* FRAGMENTO PROPORCIONADO:

No era tarea fácil. Adaptar un libro con un enfoque narrativo como el de El niño con el pijama de rayas a la gran pantalla ya suponía de antemano renunciar a algunos de los aspectos que hacen brillar a la novela. La mirada inocente de un chiquillo de ocho años que tantas sorpresas nos depara en la lectura era imposible de trasladar a la imagen y a su poder de explicitud. El primer plano de la película, por ejemplo, es el de una bandera nazi ondeando a lo alto de una plaza berlinense, contexto que en el libro no se nos desvela hasta bien avanzada la trama. Gran parte de la magia de la novela se pierde, por tanto, por el camino.
La elección de un director casi novel como Mark Herman, con siete películas a sus espaldas y casi ninguna de ellas conocida, tampoco parece la opción más acertada para repetir en taquilla el éxito de ventas de un best-seller como El niño con el pijama de rayas. Aunque un nombre con más reconocimiento no siempre equivale a mayor calidad (véase el caso de Ron Howard con El código Da Vinci), sí que suele arrastrar inversiones más generosas en la producción.
Y es que la introducción y el desarrollo del filme, por muchos factores, desprende en demasiadas ocasiones un cierto aire a telefilme que desmerece la que podría haber sido una de las grandes adaptaciones cinematográficas del año. La puesta en escena es quizá el máximo exponente. Ni los decorados, ni las localizaciones, ni el vestuario están a la altura de una producción arriesgada, pero es que tampoco el desarrollo de la trama, lento y reiterativo, redime las carencias de presupuesto.

* DATOS RECOPILADOS:
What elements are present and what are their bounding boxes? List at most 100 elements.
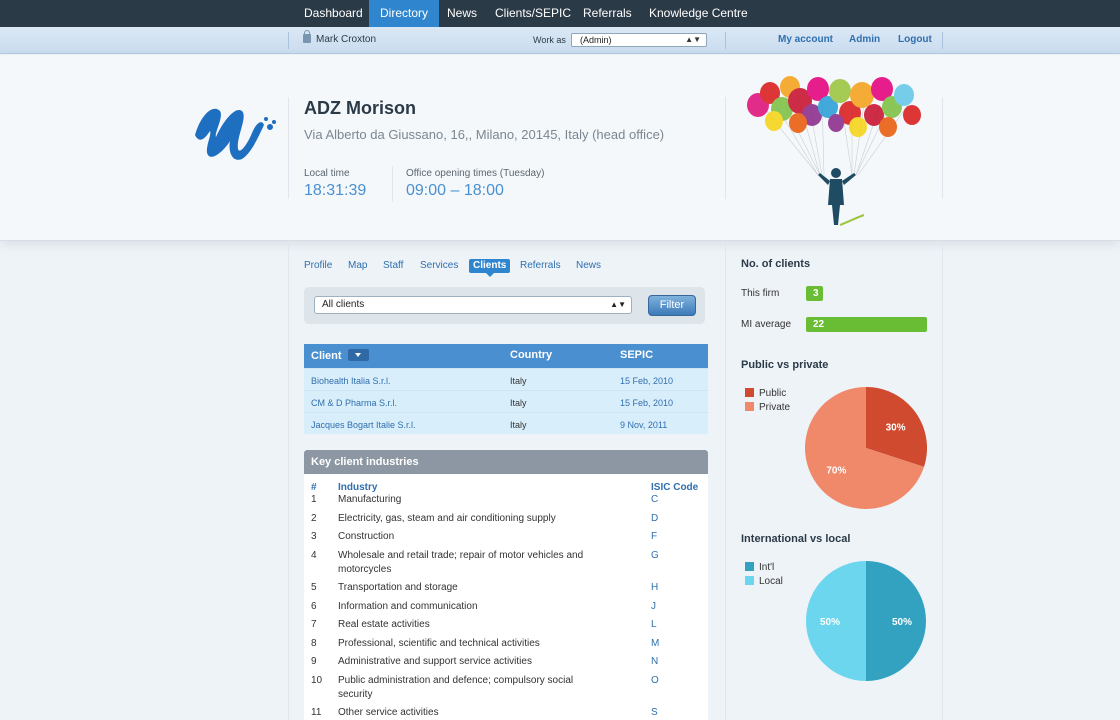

* CONSIGNA 1:
Según la reseña sobre la adaptación de El niño con el pijama de rayas, ¿qué muestra el primer plano de la película?
* CONSIGNA 2:
Indique si cada afirmación coincide con la reseña sobre la adaptación de El niño con el pijama de rayas y cite las palabras de la reseña que lo deciden. (a) Mark Herman contaba con siete películas en su trayectoria. (b) En la novela, el contexto nazi se revela desde las primeras páginas. (c) El desarrollo de la trama se describe como ágil.
* CONSIGNA 3:
Prosiga la reseña sobre la adaptación de El niño con el pijama de rayas a partir de su última oración.

* RESPUESTA ESPERADA 1:
Una bandera nazi ondeando a lo alto de una plaza berlinense.

* RESPUESTA ESPERADA 2:
(a) Sí: "con siete películas a sus espaldas".
(b) No: "contexto que en el libro no se nos desvela hasta bien avanzada la trama".
(c) No: "lento y reiterativo".

* RESPUESTA ESPERADA 3:
Herman opta por seguir al pie de la letra el argumento original, olvidándose que todas y cada una de las anécdotas toman sentido en el libro gracias a la aportación de Bruno, el niño sin pijama de rayas que ejerce de hilo conductor. Sus impresiones son el leitmotiv de la novela y obviándolas, quizá, lo único que consigue es una mayor frialdad. Una voz en off, con los comentarios pertinentes, habría contribuido de bien seguro a mantener el espíritu del relato de John Boyne y a conectar mejor con sus lectores.
Lo contrario, en cambio, ha provocado multitud de reacciones que acusan a la película de superficial y tramposa, cosa que uno no entendería si se ciñera exclusivamente a la novela original y que tampoco entiende demasiado desde el momento en que nos encontramos ante una ficción. Valorar este filme negativamente porque en algunos aspectos resulta poco veraz (¿es que no había vigilancia en el campo de concentración?) resulta poco constructivo.
Tampoco parece razonable desechar del todo el resultado final de esta adaptación, sobre todo si tenemos en cuenta el trabajo de sus intérpretes. En ellos, y en Asa Butterfield más que nadie, parece recaer el peso y el logro de la película. Ya que los pensamientos de Bruno no tienen cabida en el filme como en el libro, los ojos azules del pequeño actor que lo encarna sirven al menos para expresar más que las palabras.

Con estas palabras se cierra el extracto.